What is required
Determine how many lines of this material contain "文景之治". Give only the number.

Raw data

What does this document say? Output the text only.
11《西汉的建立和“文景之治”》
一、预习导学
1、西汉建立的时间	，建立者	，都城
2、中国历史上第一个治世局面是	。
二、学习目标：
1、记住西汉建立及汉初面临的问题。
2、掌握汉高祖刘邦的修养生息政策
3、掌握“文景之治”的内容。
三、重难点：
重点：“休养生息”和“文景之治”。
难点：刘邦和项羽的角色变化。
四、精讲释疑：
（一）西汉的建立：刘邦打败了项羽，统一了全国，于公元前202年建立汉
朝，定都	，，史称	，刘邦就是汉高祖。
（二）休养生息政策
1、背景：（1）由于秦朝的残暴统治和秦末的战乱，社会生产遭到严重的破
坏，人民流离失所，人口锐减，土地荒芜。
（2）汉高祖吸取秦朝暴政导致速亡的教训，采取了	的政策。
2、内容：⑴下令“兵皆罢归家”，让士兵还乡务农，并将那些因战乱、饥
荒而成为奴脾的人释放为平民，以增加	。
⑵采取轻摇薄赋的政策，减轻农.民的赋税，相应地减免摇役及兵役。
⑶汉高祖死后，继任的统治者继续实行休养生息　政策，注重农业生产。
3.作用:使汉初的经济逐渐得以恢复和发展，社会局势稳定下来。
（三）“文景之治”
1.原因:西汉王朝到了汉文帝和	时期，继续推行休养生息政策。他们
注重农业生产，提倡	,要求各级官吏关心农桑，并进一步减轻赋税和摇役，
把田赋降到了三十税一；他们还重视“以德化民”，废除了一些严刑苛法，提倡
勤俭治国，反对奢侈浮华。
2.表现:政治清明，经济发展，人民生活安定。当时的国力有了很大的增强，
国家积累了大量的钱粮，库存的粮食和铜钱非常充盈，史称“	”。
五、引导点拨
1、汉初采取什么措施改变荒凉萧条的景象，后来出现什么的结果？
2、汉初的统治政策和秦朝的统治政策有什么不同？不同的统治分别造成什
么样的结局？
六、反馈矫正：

Correct output
4